> [EXERCISE DESCRIPTION]
Provide nothing but the number of lines containing the string "Hebdo".
* begin RECORDS SUPPLIED *
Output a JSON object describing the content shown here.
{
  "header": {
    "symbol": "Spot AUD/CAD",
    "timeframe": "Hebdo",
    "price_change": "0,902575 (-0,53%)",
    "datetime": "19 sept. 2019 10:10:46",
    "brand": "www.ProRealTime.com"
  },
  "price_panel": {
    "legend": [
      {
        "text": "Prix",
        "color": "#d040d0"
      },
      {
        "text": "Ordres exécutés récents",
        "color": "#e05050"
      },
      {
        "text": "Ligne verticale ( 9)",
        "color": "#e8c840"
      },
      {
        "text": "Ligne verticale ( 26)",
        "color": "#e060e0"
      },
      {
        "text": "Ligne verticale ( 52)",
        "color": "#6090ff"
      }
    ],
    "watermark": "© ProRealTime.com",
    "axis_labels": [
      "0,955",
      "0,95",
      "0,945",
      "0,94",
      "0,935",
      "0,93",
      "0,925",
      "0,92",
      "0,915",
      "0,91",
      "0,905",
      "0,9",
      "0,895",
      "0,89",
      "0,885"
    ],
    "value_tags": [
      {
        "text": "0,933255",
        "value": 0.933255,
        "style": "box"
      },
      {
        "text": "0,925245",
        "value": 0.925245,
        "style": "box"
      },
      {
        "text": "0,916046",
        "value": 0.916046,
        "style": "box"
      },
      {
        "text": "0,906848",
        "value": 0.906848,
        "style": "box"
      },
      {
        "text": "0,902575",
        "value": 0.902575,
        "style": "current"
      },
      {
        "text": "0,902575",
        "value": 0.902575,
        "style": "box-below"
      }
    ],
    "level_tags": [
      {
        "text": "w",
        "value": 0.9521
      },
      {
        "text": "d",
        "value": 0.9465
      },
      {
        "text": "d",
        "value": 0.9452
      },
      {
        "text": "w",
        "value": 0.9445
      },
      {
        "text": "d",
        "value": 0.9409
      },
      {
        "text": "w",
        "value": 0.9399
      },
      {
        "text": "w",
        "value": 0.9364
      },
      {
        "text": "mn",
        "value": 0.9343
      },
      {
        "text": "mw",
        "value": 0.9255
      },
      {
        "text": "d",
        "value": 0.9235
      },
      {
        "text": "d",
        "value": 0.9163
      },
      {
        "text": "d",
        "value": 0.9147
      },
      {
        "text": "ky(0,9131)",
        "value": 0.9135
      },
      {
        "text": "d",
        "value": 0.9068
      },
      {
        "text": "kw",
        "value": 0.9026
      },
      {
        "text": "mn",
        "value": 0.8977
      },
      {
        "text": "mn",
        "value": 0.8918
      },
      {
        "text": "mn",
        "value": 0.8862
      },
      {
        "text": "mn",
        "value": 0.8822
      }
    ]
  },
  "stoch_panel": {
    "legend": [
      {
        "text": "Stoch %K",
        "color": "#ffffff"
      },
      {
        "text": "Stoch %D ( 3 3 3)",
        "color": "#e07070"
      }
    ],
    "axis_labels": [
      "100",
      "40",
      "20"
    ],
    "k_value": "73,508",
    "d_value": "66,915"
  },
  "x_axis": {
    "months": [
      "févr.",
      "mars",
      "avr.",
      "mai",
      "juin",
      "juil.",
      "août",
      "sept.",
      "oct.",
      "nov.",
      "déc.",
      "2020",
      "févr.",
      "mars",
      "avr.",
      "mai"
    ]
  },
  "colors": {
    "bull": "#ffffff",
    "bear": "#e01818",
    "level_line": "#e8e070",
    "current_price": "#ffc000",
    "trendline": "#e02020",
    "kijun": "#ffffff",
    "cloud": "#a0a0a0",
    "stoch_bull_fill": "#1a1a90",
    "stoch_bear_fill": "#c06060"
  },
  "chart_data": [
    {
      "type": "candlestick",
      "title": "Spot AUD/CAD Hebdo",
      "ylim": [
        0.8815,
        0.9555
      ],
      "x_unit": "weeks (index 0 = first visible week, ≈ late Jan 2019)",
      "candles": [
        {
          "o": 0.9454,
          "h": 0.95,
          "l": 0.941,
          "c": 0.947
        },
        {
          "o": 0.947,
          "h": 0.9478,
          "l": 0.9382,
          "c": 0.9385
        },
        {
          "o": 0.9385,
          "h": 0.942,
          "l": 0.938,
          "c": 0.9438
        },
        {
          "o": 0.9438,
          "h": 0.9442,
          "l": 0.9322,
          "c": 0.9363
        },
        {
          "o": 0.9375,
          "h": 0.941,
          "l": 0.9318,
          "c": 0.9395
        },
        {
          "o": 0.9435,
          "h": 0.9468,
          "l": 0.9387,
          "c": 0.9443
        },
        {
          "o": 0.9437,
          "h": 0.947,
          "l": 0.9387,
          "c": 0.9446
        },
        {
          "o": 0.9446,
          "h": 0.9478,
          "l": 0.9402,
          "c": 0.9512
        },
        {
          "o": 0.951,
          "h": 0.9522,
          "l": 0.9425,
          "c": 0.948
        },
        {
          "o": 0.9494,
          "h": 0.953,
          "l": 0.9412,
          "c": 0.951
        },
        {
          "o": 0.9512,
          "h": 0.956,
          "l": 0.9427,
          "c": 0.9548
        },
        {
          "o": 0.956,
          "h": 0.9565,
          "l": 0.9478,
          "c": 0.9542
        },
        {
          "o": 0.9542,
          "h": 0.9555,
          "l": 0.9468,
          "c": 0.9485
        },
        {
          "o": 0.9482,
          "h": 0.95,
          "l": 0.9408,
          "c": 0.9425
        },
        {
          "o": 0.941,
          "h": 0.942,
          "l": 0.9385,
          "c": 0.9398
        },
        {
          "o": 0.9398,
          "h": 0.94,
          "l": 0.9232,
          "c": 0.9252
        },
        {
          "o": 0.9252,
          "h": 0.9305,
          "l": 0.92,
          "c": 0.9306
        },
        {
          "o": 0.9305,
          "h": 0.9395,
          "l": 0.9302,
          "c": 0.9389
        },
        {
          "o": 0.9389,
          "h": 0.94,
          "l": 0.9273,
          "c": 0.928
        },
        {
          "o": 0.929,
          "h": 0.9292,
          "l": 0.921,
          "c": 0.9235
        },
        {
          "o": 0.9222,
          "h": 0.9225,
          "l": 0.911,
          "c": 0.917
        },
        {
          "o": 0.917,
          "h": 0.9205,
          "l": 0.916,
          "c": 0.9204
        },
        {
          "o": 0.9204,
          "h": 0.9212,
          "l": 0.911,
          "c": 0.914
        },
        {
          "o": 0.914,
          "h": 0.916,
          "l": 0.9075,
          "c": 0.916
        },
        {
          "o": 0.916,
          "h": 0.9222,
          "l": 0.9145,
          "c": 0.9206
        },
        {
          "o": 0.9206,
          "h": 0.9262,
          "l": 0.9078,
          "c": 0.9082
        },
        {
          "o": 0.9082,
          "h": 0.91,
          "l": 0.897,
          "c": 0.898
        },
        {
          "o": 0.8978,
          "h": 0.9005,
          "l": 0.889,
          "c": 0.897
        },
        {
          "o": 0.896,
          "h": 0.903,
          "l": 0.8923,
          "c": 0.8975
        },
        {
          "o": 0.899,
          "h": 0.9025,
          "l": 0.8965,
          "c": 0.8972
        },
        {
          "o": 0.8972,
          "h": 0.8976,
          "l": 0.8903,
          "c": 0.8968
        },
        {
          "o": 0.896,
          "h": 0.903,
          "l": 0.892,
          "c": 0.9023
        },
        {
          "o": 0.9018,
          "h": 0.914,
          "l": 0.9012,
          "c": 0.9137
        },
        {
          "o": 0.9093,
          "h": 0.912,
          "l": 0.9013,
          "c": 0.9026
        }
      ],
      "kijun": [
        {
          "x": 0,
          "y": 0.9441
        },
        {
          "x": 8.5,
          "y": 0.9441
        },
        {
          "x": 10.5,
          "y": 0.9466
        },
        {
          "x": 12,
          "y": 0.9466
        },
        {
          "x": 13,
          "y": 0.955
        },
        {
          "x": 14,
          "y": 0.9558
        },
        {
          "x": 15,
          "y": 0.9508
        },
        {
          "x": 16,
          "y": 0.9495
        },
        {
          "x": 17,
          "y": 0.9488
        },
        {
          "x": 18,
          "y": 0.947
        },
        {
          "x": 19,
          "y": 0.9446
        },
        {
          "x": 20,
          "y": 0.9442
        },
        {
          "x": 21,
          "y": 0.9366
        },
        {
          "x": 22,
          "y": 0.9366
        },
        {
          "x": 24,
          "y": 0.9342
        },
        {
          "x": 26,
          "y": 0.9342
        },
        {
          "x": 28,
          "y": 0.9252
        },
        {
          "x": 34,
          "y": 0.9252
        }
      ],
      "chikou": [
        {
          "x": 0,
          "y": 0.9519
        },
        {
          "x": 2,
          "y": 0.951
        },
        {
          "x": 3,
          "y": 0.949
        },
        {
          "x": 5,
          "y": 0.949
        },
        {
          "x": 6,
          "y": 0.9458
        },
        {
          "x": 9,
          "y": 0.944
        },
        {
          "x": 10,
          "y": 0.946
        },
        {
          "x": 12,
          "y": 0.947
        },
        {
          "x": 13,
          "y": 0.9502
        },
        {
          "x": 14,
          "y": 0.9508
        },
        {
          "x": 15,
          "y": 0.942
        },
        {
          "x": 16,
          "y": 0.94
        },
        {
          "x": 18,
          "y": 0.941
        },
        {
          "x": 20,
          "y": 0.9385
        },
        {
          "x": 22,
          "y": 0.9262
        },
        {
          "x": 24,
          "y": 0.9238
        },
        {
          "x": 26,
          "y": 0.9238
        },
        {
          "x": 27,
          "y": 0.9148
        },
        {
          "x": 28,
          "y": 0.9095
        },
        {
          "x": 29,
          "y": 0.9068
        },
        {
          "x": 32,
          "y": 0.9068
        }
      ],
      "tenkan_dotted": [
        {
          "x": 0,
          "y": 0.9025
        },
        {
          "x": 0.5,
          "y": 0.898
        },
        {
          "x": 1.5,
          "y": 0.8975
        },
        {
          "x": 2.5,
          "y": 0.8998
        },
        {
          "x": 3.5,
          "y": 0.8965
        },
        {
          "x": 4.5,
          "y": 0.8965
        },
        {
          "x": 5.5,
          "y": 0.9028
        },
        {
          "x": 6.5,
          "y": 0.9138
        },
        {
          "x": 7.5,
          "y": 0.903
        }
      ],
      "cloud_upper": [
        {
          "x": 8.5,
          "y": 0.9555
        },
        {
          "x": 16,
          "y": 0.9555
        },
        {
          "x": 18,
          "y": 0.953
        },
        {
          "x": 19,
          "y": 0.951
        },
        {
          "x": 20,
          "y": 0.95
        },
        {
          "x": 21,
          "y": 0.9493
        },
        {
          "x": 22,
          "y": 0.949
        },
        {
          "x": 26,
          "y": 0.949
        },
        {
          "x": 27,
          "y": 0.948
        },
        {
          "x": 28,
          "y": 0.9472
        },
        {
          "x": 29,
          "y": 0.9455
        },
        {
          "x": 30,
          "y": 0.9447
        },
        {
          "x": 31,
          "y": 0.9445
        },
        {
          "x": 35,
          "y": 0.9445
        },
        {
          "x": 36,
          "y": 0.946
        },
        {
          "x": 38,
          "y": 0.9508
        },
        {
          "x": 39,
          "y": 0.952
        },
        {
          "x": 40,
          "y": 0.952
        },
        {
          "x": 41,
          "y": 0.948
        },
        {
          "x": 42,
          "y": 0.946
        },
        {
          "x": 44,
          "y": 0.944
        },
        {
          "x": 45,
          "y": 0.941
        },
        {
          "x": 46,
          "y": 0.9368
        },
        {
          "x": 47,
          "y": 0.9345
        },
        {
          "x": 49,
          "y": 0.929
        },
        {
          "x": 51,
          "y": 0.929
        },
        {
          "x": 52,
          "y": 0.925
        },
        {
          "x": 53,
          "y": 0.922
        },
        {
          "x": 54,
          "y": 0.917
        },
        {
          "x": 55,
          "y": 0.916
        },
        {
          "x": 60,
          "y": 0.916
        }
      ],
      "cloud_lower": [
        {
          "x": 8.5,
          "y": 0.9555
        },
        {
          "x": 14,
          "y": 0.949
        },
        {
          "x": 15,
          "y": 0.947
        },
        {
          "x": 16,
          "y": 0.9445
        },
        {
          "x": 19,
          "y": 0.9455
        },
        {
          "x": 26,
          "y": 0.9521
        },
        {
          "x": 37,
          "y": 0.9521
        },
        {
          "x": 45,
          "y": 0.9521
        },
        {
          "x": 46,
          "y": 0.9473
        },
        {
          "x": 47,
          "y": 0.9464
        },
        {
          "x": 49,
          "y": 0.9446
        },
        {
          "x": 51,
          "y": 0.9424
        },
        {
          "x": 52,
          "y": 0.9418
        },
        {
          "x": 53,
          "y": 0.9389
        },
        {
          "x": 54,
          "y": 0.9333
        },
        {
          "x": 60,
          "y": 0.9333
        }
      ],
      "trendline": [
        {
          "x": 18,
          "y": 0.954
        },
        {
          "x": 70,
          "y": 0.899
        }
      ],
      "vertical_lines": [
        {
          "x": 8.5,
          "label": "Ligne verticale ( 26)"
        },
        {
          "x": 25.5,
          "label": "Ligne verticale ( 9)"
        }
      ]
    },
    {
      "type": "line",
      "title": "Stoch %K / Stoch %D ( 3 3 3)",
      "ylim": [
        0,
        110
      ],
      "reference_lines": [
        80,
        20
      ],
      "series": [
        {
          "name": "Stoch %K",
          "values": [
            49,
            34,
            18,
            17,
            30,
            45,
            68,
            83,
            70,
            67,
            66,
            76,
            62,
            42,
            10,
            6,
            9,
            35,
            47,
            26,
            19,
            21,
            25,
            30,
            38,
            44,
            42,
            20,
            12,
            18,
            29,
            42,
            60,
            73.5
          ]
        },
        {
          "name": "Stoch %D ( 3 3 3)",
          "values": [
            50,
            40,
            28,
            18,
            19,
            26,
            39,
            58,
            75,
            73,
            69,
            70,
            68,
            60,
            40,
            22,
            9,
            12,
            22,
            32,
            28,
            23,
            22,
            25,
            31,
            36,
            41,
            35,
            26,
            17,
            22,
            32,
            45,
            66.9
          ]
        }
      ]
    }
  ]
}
* end RECORDS SUPPLIED *
> [TASK ANSWER]
2